--- start Records to process ---

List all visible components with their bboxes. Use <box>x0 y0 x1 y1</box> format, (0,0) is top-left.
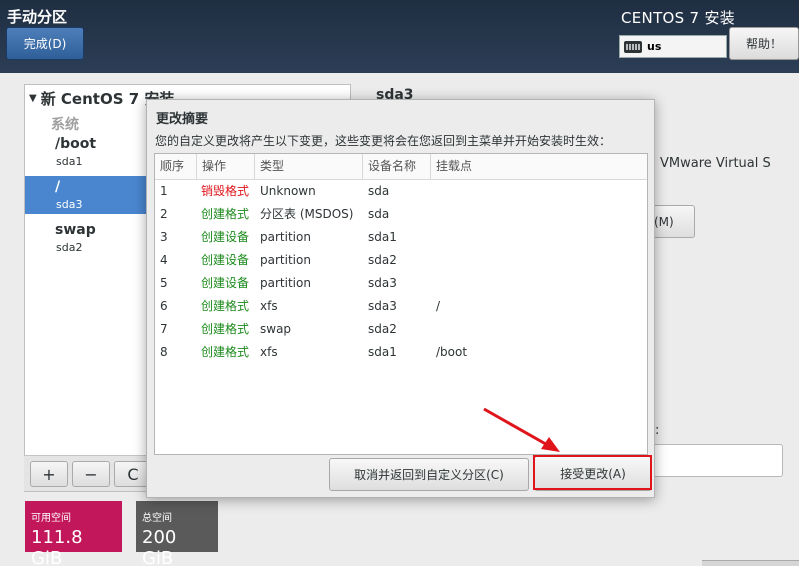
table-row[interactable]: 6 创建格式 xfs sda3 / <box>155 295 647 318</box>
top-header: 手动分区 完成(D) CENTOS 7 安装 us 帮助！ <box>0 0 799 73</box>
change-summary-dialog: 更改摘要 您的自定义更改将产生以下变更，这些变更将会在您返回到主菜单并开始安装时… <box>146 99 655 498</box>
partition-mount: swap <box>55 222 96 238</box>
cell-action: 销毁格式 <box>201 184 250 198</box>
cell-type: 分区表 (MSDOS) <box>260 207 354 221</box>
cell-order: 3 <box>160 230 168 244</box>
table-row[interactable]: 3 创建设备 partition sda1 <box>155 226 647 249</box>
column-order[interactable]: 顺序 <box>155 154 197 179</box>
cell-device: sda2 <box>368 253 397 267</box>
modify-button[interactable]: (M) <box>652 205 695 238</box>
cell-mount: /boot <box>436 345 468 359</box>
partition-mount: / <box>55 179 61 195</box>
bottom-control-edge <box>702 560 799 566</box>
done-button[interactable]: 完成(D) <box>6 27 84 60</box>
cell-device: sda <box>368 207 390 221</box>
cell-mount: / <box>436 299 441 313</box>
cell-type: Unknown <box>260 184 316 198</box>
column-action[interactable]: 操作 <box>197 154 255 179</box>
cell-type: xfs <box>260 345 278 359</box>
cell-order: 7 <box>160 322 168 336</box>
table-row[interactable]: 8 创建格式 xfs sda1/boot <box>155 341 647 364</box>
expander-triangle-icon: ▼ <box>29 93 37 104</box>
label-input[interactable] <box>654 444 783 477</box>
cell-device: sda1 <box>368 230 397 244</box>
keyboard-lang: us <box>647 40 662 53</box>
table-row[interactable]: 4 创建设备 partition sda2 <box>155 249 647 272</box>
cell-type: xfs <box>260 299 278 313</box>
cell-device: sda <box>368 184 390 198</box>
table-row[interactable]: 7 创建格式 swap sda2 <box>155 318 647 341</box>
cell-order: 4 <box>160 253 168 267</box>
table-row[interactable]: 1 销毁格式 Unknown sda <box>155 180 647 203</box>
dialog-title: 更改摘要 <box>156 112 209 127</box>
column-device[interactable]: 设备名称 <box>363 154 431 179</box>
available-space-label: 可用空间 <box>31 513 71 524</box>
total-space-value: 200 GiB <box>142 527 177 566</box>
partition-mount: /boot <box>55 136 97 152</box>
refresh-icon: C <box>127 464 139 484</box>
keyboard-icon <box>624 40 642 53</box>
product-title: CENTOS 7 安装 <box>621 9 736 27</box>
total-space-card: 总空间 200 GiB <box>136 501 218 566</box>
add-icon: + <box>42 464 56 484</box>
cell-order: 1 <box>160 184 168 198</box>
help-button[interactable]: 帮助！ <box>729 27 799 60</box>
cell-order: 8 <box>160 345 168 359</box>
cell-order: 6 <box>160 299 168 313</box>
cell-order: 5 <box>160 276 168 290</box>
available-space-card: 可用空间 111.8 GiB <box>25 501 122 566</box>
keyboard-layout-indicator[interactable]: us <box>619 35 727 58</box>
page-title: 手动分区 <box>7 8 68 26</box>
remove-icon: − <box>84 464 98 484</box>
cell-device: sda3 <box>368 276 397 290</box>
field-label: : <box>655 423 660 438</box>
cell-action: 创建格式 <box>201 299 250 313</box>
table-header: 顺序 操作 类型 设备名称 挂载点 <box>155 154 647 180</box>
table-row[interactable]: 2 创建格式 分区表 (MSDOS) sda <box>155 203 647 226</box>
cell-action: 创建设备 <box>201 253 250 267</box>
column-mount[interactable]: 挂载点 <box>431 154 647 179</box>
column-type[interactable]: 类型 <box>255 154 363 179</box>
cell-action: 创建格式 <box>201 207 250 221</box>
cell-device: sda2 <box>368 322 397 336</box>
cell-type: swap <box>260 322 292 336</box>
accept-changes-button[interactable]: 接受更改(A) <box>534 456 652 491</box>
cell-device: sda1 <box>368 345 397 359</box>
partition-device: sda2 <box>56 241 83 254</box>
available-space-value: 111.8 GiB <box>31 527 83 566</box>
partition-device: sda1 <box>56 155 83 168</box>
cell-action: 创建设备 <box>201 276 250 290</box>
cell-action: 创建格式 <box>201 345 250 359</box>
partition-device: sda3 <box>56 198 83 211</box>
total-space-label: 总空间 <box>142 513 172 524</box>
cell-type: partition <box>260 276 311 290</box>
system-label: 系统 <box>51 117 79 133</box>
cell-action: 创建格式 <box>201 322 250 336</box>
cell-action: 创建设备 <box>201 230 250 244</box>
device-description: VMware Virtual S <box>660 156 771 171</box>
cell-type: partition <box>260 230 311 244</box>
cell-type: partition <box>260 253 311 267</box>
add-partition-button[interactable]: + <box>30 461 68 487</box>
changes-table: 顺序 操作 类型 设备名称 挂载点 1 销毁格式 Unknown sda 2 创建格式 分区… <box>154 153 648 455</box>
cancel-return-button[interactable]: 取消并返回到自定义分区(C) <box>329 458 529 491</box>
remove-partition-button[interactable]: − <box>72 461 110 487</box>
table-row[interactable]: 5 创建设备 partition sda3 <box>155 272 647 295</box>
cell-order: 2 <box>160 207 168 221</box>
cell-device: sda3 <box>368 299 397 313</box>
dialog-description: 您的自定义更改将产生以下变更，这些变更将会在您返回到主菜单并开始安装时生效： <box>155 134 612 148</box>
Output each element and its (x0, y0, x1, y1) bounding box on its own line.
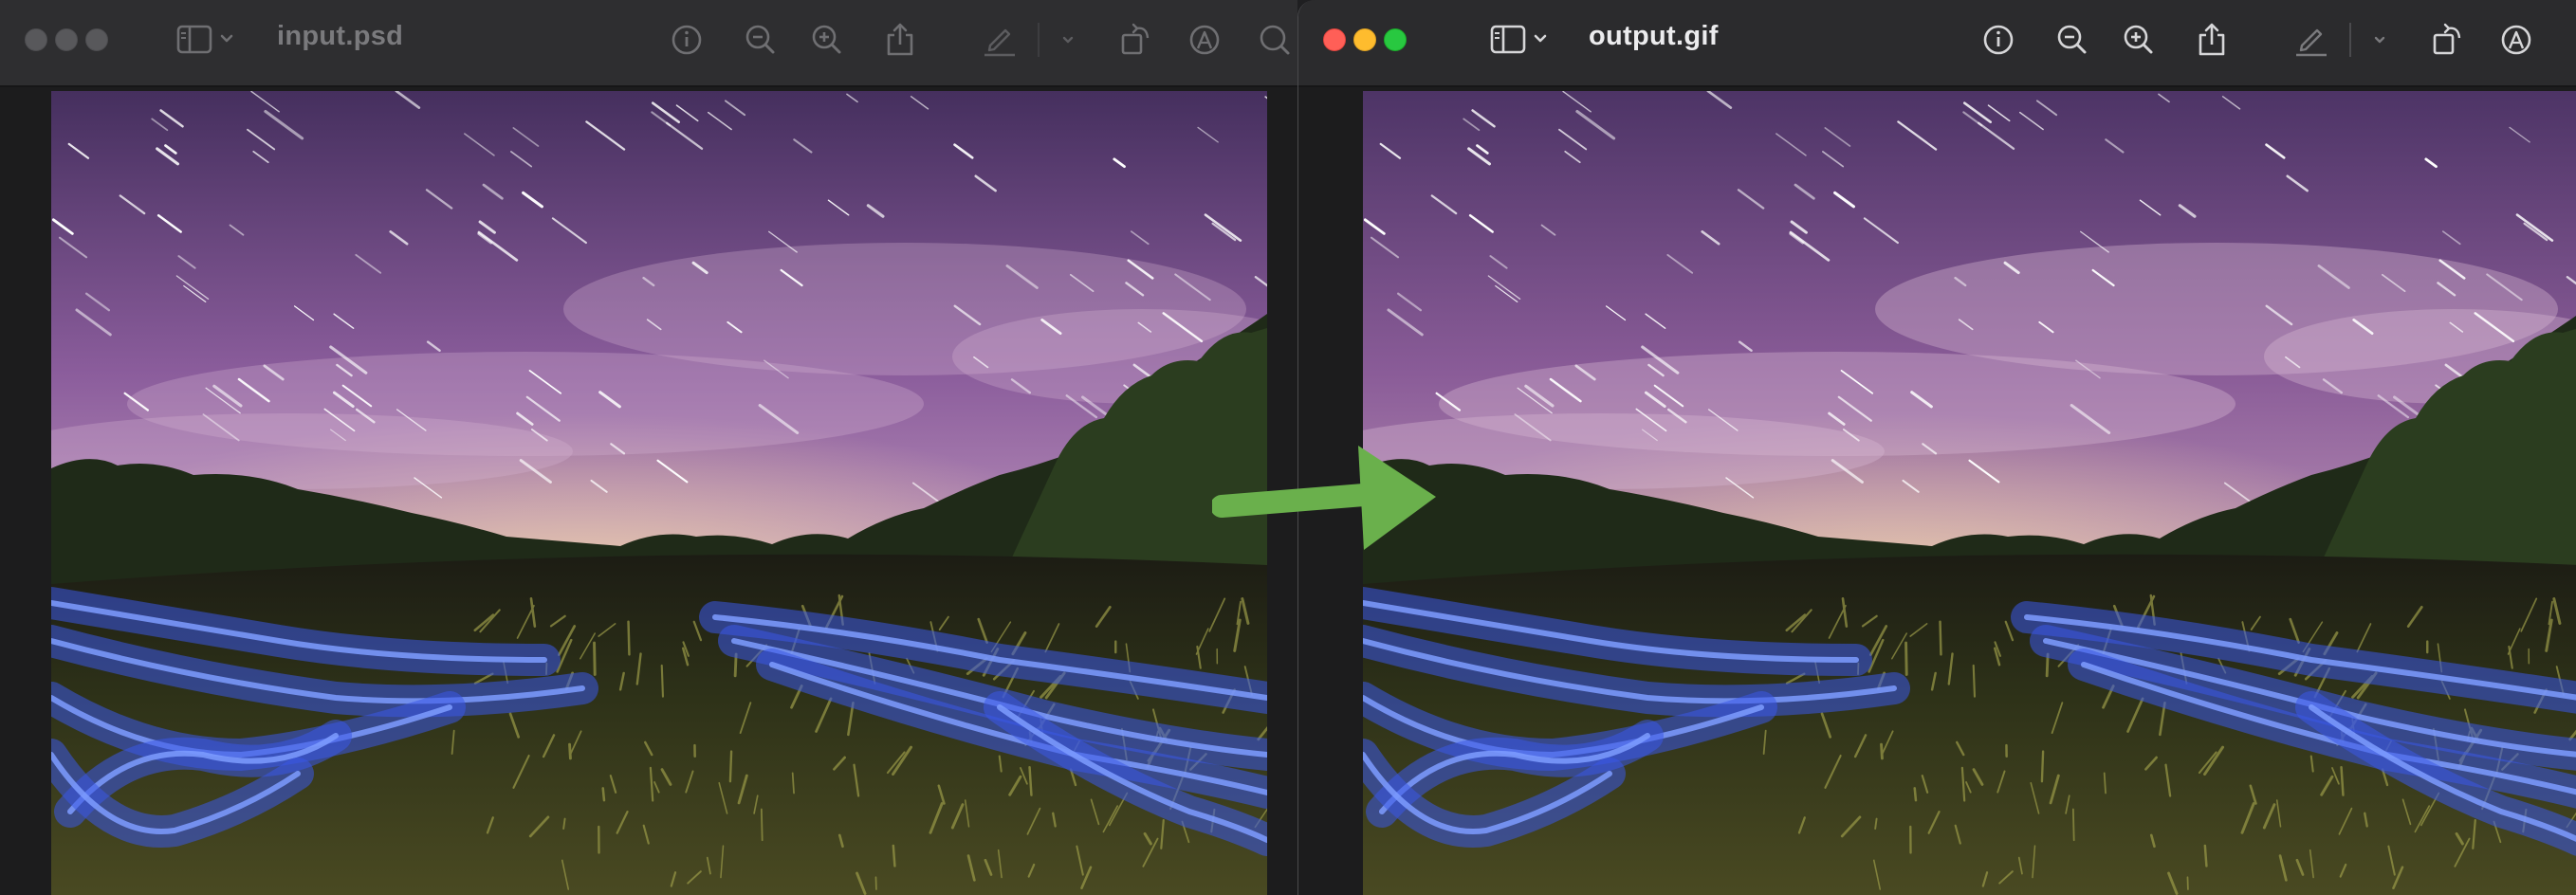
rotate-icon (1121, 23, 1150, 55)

--- end Records to process ---

▸ **Instructions for the task**:
Filter the data above down to the lines that contain the string "icon", and copy each of those lines.

▸ **Solution below**:
expander-triangle-icon: ▼ <box>29 93 37 104</box>
refresh-icon: C <box>127 464 139 484</box>
keyboard-icon <box>624 40 642 53</box>
add-icon: + <box>42 464 56 484</box>
remove-icon: − <box>84 464 98 484</box>
rotate-icon (1121, 23, 1150, 55)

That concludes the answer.